**Records to use**
[BEGIN]

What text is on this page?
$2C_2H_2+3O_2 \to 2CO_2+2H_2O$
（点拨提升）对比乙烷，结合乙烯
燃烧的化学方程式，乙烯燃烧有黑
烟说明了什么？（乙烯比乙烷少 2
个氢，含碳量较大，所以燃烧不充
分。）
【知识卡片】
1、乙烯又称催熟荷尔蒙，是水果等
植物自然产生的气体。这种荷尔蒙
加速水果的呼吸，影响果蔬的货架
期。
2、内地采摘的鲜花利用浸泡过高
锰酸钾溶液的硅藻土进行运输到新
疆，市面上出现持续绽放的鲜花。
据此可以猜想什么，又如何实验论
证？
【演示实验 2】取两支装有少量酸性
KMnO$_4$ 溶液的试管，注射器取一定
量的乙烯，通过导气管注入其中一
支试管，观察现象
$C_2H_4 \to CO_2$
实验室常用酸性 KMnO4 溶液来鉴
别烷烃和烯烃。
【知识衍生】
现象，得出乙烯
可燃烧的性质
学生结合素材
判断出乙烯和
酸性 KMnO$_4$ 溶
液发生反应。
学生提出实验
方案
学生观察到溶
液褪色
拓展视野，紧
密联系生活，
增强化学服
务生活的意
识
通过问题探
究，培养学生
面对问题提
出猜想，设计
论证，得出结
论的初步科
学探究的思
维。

[END]

**What the exercise asks**
Above are the records; retype them all without a single difference.

**Completed exercise**
What text is on this page?
$2C_2H_2+3O_2 \to 2CO_2+2H_2O$
（点拨提升）对比乙烷，结合乙烯
燃烧的化学方程式，乙烯燃烧有黑
烟说明了什么？（乙烯比乙烷少 2
个氢，含碳量较大，所以燃烧不充
分。）
【知识卡片】
1、乙烯又称催熟荷尔蒙，是水果等
植物自然产生的气体。这种荷尔蒙
加速水果的呼吸，影响果蔬的货架
期。
2、内地采摘的鲜花利用浸泡过高
锰酸钾溶液的硅藻土进行运输到新
疆，市面上出现持续绽放的鲜花。
据此可以猜想什么，又如何实验论
证？
【演示实验 2】取两支装有少量酸性
KMnO$_4$ 溶液的试管，注射器取一定
量的乙烯，通过导气管注入其中一
支试管，观察现象
$C_2H_4 \to CO_2$
实验室常用酸性 KMnO4 溶液来鉴
别烷烃和烯烃。
【知识衍生】
现象，得出乙烯
可燃烧的性质
学生结合素材
判断出乙烯和
酸性 KMnO$_4$ 溶
液发生反应。
学生提出实验
方案
学生观察到溶
液褪色
拓展视野，紧
密联系生活，
增强化学服
务生活的意
识
通过问题探
究，培养学生
面对问题提
出猜想，设计
论证，得出结
论的初步科
学探究的思
维。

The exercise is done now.